▶ _MATERIAL FOR THIS TASK_:
────────────────────
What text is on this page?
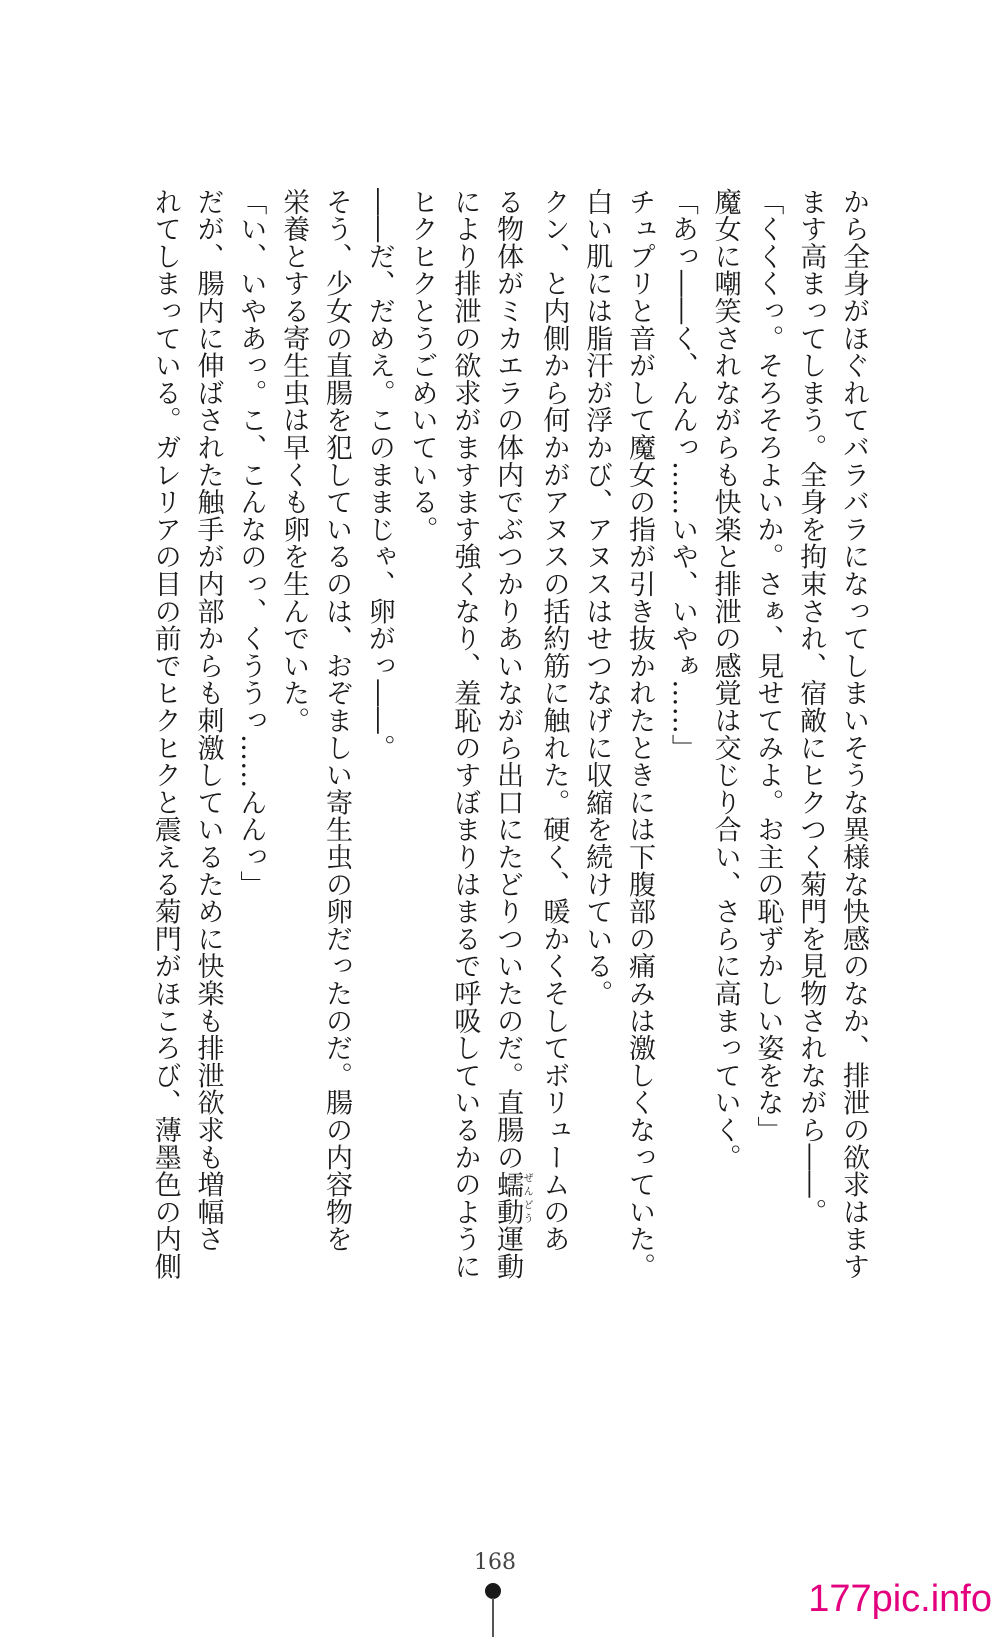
から全身がほぐれてバラバラになってしまいそうな異様な快感のなか、排泄の欲求はます

ます高まってしまう。全身を拘束され、宿敵にヒクつく菊門を見物されながら――。

「くくくっ。そろそろよいか。さぁ、見せてみよ。お主の恥ずかしい姿をな」

魔女に嘲笑されながらも快楽と排泄の感覚は交じり合い、さらに高まっていく。

「あっ――く、んんっ……いや、いやぁ……」

チュプリと音がして魔女の指が引き抜かれたときには下腹部の痛みは激しくなっていた。

白い肌には脂汗が浮かび、アヌスはせつなげに収縮を続けている。

クン、と内側から何かがアヌスの括約筋に触れた。硬く、暖かくそしてボリュームのあ

る物体がミカエラの体内でぶつかりあいながら出口にたどりついたのだ。直腸の蠕動ぜんどう運動

により排泄の欲求がますます強くなり、羞恥のすぼまりはまるで呼吸しているかのように

ヒクヒクとうごめいている。

――だ、だめえ。このままじゃ、卵がっ――。

そう、少女の直腸を犯しているのは、おぞましい寄生虫の卵だったのだ。腸の内容物を

栄養とする寄生虫は早くも卵を生んでいた。

「い、いやあっ。こ、こんなのっ、くううっ……んんっ」

だが、腸内に伸ばされた触手が内部からも刺激しているために快楽も排泄欲求も増幅さ

れてしまっている。ガレリアの目の前でヒクヒクと震える菊門がほころび、薄墨色の内側

168
177pic.info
────────────────────
▶ _DESCRIPTION OF THE TASK_: Produce an exact copy of each line of data, skipping embedded images.

▶ _THE OUTPUT_:
What text is on this page?
から全身がほぐれてバラバラになってしまいそうな異様な快感のなか、排泄の欲求はます

ます高まってしまう。全身を拘束され、宿敵にヒクつく菊門を見物されながら――。

「くくくっ。そろそろよいか。さぁ、見せてみよ。お主の恥ずかしい姿をな」

魔女に嘲笑されながらも快楽と排泄の感覚は交じり合い、さらに高まっていく。

「あっ――く、んんっ……いや、いやぁ……」

チュプリと音がして魔女の指が引き抜かれたときには下腹部の痛みは激しくなっていた。

白い肌には脂汗が浮かび、アヌスはせつなげに収縮を続けている。

クン、と内側から何かがアヌスの括約筋に触れた。硬く、暖かくそしてボリュームのあ

る物体がミカエラの体内でぶつかりあいながら出口にたどりついたのだ。直腸の蠕動ぜんどう運動

により排泄の欲求がますます強くなり、羞恥のすぼまりはまるで呼吸しているかのように

ヒクヒクとうごめいている。

――だ、だめえ。このままじゃ、卵がっ――。

そう、少女の直腸を犯しているのは、おぞましい寄生虫の卵だったのだ。腸の内容物を

栄養とする寄生虫は早くも卵を生んでいた。

「い、いやあっ。こ、こんなのっ、くううっ……んんっ」

だが、腸内に伸ばされた触手が内部からも刺激しているために快楽も排泄欲求も増幅さ

れてしまっている。ガレリアの目の前でヒクヒクと震える菊門がほころび、薄墨色の内側

168
177pic.info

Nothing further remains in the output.